RECORD EXTRACTS:
★ ★ ★
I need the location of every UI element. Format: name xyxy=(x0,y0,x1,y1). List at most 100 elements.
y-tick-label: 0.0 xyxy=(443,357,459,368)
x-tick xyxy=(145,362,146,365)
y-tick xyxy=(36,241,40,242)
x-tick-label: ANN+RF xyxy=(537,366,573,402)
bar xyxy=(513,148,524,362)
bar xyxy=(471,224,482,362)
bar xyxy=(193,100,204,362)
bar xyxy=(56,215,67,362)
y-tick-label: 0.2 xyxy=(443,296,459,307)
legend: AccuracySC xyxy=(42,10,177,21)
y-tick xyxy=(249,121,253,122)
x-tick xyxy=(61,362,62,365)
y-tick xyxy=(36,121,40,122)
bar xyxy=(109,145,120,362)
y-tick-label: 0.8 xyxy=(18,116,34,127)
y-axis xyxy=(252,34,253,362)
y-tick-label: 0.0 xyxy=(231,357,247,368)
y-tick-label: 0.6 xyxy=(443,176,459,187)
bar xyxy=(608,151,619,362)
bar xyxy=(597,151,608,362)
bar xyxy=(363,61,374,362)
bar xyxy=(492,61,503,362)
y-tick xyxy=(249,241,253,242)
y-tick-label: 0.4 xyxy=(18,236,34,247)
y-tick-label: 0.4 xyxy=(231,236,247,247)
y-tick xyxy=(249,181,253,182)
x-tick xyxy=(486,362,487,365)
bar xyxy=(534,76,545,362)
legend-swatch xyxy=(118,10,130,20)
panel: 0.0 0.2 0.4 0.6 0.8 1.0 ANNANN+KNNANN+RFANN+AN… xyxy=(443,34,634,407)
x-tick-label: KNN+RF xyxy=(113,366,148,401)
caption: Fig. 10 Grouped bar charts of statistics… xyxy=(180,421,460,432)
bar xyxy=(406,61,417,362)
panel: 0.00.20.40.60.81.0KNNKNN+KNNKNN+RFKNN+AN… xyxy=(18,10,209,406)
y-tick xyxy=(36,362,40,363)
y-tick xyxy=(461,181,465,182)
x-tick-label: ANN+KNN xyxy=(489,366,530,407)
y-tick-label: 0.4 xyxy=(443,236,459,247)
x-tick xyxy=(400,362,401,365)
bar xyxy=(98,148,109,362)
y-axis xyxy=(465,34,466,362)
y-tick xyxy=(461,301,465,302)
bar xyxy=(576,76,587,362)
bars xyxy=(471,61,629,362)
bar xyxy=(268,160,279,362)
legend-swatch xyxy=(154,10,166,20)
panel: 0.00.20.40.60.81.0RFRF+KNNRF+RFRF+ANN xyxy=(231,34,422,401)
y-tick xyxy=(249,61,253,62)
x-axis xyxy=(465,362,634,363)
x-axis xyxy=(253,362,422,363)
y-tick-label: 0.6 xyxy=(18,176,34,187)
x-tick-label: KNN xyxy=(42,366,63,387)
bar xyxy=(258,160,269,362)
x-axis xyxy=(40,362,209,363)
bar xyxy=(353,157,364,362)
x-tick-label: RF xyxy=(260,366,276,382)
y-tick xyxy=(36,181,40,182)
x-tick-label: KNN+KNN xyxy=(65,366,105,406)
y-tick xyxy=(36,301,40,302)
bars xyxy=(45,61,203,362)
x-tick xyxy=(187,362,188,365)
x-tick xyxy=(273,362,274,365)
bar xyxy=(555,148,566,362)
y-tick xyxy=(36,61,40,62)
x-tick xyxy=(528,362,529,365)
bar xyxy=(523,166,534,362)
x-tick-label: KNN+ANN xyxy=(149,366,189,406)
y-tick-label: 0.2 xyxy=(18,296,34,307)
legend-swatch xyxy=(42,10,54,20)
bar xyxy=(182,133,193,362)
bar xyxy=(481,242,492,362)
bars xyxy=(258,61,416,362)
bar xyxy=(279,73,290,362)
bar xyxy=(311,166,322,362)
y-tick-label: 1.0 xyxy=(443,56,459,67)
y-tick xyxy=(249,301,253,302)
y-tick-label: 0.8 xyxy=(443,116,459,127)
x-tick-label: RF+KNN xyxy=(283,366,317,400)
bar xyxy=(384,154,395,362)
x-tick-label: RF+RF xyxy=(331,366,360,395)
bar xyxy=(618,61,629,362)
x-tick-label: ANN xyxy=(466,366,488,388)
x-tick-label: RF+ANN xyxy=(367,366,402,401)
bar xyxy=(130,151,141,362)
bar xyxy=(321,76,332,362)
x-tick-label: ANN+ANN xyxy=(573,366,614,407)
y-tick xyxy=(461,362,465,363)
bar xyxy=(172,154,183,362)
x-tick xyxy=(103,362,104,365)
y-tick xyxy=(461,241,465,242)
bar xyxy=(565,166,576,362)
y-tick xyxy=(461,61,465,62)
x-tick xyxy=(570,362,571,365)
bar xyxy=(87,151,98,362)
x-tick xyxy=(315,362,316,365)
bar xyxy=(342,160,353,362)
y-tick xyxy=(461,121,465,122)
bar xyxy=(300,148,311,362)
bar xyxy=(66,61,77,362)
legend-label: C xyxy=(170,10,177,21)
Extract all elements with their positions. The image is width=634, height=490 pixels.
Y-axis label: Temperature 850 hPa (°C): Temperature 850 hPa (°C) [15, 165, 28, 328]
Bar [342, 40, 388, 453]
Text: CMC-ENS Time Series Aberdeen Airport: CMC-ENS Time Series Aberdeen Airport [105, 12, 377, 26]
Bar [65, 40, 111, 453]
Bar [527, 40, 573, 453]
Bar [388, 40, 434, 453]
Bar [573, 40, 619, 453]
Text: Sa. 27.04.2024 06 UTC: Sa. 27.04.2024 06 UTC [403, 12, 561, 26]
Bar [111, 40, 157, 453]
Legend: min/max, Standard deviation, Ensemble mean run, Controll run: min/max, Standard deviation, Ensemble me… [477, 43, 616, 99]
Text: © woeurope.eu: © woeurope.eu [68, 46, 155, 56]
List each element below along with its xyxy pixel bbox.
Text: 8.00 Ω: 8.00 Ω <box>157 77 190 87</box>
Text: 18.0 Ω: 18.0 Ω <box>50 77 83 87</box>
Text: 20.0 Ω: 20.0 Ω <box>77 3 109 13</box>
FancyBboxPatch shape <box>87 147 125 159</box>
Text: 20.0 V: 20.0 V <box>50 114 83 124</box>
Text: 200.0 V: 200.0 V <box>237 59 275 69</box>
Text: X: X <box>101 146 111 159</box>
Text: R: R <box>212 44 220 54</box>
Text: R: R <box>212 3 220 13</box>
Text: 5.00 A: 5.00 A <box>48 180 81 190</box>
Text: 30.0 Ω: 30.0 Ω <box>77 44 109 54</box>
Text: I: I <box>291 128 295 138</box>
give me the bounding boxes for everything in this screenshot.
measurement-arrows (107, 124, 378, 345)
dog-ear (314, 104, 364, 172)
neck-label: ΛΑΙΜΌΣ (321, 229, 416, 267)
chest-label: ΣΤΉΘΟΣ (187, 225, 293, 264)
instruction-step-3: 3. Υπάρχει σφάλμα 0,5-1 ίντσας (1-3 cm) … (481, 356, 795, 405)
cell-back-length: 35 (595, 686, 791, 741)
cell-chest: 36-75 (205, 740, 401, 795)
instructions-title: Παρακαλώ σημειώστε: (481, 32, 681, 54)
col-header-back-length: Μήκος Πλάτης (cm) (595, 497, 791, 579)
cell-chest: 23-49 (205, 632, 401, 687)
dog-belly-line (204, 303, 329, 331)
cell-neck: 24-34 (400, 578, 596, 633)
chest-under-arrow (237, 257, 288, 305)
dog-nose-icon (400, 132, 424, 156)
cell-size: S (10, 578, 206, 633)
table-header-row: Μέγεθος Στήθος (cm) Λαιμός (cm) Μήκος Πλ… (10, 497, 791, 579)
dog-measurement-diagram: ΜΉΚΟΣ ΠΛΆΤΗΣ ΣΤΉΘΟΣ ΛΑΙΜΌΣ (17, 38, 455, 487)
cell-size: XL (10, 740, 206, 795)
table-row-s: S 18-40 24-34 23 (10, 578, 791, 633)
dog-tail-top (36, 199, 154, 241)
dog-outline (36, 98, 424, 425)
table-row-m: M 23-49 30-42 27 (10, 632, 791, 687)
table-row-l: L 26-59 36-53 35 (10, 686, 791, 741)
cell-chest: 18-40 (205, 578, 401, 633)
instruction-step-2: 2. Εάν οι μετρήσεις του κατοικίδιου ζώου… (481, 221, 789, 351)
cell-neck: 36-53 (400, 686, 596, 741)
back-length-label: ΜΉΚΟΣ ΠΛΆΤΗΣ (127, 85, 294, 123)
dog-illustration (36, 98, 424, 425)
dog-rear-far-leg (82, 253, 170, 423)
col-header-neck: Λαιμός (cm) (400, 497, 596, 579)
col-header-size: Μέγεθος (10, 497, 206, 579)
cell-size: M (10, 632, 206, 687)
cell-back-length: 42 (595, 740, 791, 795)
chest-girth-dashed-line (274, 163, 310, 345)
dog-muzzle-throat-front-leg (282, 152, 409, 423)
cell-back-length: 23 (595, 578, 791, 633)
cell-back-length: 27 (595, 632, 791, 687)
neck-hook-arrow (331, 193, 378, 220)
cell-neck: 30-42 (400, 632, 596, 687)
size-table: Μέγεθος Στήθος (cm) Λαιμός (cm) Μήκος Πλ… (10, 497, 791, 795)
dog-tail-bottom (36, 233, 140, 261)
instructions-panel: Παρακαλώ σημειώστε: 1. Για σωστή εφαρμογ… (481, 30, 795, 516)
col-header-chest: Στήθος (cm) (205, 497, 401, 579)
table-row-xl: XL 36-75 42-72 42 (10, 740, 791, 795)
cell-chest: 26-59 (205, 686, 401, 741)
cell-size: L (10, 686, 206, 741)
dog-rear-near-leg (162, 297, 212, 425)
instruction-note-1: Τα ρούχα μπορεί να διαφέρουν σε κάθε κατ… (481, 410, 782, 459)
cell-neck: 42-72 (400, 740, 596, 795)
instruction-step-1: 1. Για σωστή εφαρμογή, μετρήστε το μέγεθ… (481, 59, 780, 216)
★ ★ ★
WHAT YOU ARE ASKED TO DO: Copy the lines exactly as they appear, starting at the first line of the records and ending at the line containing "panel: 0.0 0.2", including both of those lines.

TASK SOLUTION:
I need the location of every UI element. Format: name xyxy=(x0,y0,x1,y1). List at most 100 elements.
y-tick-label: 0.0 xyxy=(443,357,459,368)
x-tick xyxy=(145,362,146,365)
y-tick xyxy=(36,241,40,242)
x-tick-label: ANN+RF xyxy=(537,366,573,402)
bar xyxy=(513,148,524,362)
bar xyxy=(471,224,482,362)
bar xyxy=(193,100,204,362)
bar xyxy=(56,215,67,362)
y-tick-label: 0.2 xyxy=(443,296,459,307)
legend: AccuracySC xyxy=(42,10,177,21)
y-tick xyxy=(249,121,253,122)
x-tick xyxy=(61,362,62,365)
y-tick xyxy=(36,121,40,122)
bar xyxy=(109,145,120,362)
y-tick-label: 0.8 xyxy=(18,116,34,127)
y-axis xyxy=(252,34,253,362)
y-tick-label: 0.0 xyxy=(231,357,247,368)
y-tick-label: 0.6 xyxy=(443,176,459,187)
bar xyxy=(608,151,619,362)
bar xyxy=(597,151,608,362)
bar xyxy=(363,61,374,362)
bar xyxy=(492,61,503,362)
y-tick xyxy=(249,241,253,242)
y-tick-label: 0.4 xyxy=(18,236,34,247)
y-tick-label: 0.4 xyxy=(231,236,247,247)
y-tick xyxy=(249,181,253,182)
x-tick xyxy=(486,362,487,365)
bar xyxy=(534,76,545,362)
legend-swatch xyxy=(118,10,130,20)
panel: 0.0 0.2 0.4 0.6 0.8 1.0 ANNANN+KNNANN+RFANN+AN… xyxy=(443,34,634,407)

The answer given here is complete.